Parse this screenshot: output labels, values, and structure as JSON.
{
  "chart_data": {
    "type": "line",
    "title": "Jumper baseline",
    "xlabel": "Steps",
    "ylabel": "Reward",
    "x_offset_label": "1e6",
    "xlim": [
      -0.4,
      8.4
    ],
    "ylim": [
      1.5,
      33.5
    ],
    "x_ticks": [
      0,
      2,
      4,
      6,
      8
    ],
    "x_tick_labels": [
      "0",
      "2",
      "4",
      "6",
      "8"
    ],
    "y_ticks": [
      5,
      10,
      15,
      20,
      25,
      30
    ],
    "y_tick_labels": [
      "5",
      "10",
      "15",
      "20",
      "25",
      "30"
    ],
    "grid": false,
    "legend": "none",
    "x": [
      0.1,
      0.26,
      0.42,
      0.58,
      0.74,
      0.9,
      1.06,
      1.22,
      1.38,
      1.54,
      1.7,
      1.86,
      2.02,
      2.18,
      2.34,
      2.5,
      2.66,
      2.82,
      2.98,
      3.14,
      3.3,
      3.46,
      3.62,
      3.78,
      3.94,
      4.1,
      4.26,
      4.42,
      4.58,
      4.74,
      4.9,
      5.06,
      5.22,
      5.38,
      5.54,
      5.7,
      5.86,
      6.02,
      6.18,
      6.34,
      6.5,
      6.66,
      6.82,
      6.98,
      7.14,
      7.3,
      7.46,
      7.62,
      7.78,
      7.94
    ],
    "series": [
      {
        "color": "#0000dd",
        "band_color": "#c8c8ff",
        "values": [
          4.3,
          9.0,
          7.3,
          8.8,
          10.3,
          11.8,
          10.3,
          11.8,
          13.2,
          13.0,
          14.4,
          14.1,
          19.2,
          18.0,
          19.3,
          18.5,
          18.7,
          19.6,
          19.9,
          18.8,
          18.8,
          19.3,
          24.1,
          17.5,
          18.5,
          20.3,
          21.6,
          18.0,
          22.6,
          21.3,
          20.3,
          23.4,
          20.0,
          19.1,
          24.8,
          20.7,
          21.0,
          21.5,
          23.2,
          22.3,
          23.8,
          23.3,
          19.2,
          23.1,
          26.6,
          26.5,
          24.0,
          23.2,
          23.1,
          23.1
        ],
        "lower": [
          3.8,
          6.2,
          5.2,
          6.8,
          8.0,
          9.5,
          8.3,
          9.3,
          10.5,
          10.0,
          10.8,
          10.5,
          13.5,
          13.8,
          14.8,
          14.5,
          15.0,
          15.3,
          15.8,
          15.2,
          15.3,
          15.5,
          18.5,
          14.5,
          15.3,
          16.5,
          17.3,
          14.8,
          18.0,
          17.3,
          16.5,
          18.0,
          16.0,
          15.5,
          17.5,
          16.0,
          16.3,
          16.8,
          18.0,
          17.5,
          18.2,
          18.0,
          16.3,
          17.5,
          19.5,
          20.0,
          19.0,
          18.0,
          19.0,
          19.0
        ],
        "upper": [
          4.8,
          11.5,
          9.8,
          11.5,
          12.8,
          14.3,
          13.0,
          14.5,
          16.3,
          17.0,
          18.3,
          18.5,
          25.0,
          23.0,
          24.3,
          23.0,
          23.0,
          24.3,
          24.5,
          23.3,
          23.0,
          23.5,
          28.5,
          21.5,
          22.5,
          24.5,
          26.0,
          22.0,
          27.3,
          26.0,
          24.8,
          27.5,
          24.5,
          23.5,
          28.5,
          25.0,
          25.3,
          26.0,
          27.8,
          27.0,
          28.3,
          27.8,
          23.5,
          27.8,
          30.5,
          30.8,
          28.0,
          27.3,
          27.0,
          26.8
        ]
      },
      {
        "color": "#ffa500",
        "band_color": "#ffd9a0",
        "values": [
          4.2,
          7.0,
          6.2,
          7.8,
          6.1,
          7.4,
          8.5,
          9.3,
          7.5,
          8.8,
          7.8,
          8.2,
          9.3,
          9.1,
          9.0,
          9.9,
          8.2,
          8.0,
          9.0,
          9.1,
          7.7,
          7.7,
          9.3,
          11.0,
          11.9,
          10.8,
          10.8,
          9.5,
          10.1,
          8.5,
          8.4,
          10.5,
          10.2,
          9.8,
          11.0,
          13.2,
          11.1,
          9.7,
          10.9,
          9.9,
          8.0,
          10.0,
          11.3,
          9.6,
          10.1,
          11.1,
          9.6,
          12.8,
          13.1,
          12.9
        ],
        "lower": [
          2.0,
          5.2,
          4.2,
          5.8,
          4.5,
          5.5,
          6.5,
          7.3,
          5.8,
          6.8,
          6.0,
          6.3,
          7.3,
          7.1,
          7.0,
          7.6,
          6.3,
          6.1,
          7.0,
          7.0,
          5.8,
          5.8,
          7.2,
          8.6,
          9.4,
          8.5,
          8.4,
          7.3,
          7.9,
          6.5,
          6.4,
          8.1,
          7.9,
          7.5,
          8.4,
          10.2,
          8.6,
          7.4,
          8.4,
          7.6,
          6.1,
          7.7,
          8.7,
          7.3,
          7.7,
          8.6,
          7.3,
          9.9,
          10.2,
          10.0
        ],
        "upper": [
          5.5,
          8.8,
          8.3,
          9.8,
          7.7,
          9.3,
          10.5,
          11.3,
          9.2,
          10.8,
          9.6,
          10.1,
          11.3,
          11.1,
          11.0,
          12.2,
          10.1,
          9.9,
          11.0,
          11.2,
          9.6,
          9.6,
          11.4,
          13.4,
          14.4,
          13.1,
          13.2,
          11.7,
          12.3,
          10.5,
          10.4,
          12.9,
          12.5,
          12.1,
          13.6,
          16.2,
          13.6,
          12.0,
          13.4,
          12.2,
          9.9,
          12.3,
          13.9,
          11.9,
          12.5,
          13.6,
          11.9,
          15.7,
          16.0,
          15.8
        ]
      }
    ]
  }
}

● ● ● ● ● ● ●

• Given exercise:
Reproduce all of the data exactly as given.

• Result for this exercise:
Parse this screenshot: output labels, values, and structure as JSON.
{
  "chart_data": {
    "type": "line",
    "title": "Jumper baseline",
    "xlabel": "Steps",
    "ylabel": "Reward",
    "x_offset_label": "1e6",
    "xlim": [
      -0.4,
      8.4
    ],
    "ylim": [
      1.5,
      33.5
    ],
    "x_ticks": [
      0,
      2,
      4,
      6,
      8
    ],
    "x_tick_labels": [
      "0",
      "2",
      "4",
      "6",
      "8"
    ],
    "y_ticks": [
      5,
      10,
      15,
      20,
      25,
      30
    ],
    "y_tick_labels": [
      "5",
      "10",
      "15",
      "20",
      "25",
      "30"
    ],
    "grid": false,
    "legend": "none",
    "x": [
      0.1,
      0.26,
      0.42,
      0.58,
      0.74,
      0.9,
      1.06,
      1.22,
      1.38,
      1.54,
      1.7,
      1.86,
      2.02,
      2.18,
      2.34,
      2.5,
      2.66,
      2.82,
      2.98,
      3.14,
      3.3,
      3.46,
      3.62,
      3.78,
      3.94,
      4.1,
      4.26,
      4.42,
      4.58,
      4.74,
      4.9,
      5.06,
      5.22,
      5.38,
      5.54,
      5.7,
      5.86,
      6.02,
      6.18,
      6.34,
      6.5,
      6.66,
      6.82,
      6.98,
      7.14,
      7.3,
      7.46,
      7.62,
      7.78,
      7.94
    ],
    "series": [
      {
        "color": "#0000dd",
        "band_color": "#c8c8ff",
        "values": [
          4.3,
          9.0,
          7.3,
          8.8,
          10.3,
          11.8,
          10.3,
          11.8,
          13.2,
          13.0,
          14.4,
          14.1,
          19.2,
          18.0,
          19.3,
          18.5,
          18.7,
          19.6,
          19.9,
          18.8,
          18.8,
          19.3,
          24.1,
          17.5,
          18.5,
          20.3,
          21.6,
          18.0,
          22.6,
          21.3,
          20.3,
          23.4,
          20.0,
          19.1,
          24.8,
          20.7,
          21.0,
          21.5,
          23.2,
          22.3,
          23.8,
          23.3,
          19.2,
          23.1,
          26.6,
          26.5,
          24.0,
          23.2,
          23.1,
          23.1
        ],
        "lower": [
          3.8,
          6.2,
          5.2,
          6.8,
          8.0,
          9.5,
          8.3,
          9.3,
          10.5,
          10.0,
          10.8,
          10.5,
          13.5,
          13.8,
          14.8,
          14.5,
          15.0,
          15.3,
          15.8,
          15.2,
          15.3,
          15.5,
          18.5,
          14.5,
          15.3,
          16.5,
          17.3,
          14.8,
          18.0,
          17.3,
          16.5,
          18.0,
          16.0,
          15.5,
          17.5,
          16.0,
          16.3,
          16.8,
          18.0,
          17.5,
          18.2,
          18.0,
          16.3,
          17.5,
          19.5,
          20.0,
          19.0,
          18.0,
          19.0,
          19.0
        ],
        "upper": [
          4.8,
          11.5,
          9.8,
          11.5,
          12.8,
          14.3,
          13.0,
          14.5,
          16.3,
          17.0,
          18.3,
          18.5,
          25.0,
          23.0,
          24.3,
          23.0,
          23.0,
          24.3,
          24.5,
          23.3,
          23.0,
          23.5,
          28.5,
          21.5,
          22.5,
          24.5,
          26.0,
          22.0,
          27.3,
          26.0,
          24.8,
          27.5,
          24.5,
          23.5,
          28.5,
          25.0,
          25.3,
          26.0,
          27.8,
          27.0,
          28.3,
          27.8,
          23.5,
          27.8,
          30.5,
          30.8,
          28.0,
          27.3,
          27.0,
          26.8
        ]
      },
      {
        "color": "#ffa500",
        "band_color": "#ffd9a0",
        "values": [
          4.2,
          7.0,
          6.2,
          7.8,
          6.1,
          7.4,
          8.5,
          9.3,
          7.5,
          8.8,
          7.8,
          8.2,
          9.3,
          9.1,
          9.0,
          9.9,
          8.2,
          8.0,
          9.0,
          9.1,
          7.7,
          7.7,
          9.3,
          11.0,
          11.9,
          10.8,
          10.8,
          9.5,
          10.1,
          8.5,
          8.4,
          10.5,
          10.2,
          9.8,
          11.0,
          13.2,
          11.1,
          9.7,
          10.9,
          9.9,
          8.0,
          10.0,
          11.3,
          9.6,
          10.1,
          11.1,
          9.6,
          12.8,
          13.1,
          12.9
        ],
        "lower": [
          2.0,
          5.2,
          4.2,
          5.8,
          4.5,
          5.5,
          6.5,
          7.3,
          5.8,
          6.8,
          6.0,
          6.3,
          7.3,
          7.1,
          7.0,
          7.6,
          6.3,
          6.1,
          7.0,
          7.0,
          5.8,
          5.8,
          7.2,
          8.6,
          9.4,
          8.5,
          8.4,
          7.3,
          7.9,
          6.5,
          6.4,
          8.1,
          7.9,
          7.5,
          8.4,
          10.2,
          8.6,
          7.4,
          8.4,
          7.6,
          6.1,
          7.7,
          8.7,
          7.3,
          7.7,
          8.6,
          7.3,
          9.9,
          10.2,
          10.0
        ],
        "upper": [
          5.5,
          8.8,
          8.3,
          9.8,
          7.7,
          9.3,
          10.5,
          11.3,
          9.2,
          10.8,
          9.6,
          10.1,
          11.3,
          11.1,
          11.0,
          12.2,
          10.1,
          9.9,
          11.0,
          11.2,
          9.6,
          9.6,
          11.4,
          13.4,
          14.4,
          13.1,
          13.2,
          11.7,
          12.3,
          10.5,
          10.4,
          12.9,
          12.5,
          12.1,
          13.6,
          16.2,
          13.6,
          12.0,
          13.4,
          12.2,
          9.9,
          12.3,
          13.9,
          11.9,
          12.5,
          13.6,
          11.9,
          15.7,
          16.0,
          15.8
        ]
      }
    ]
  }
}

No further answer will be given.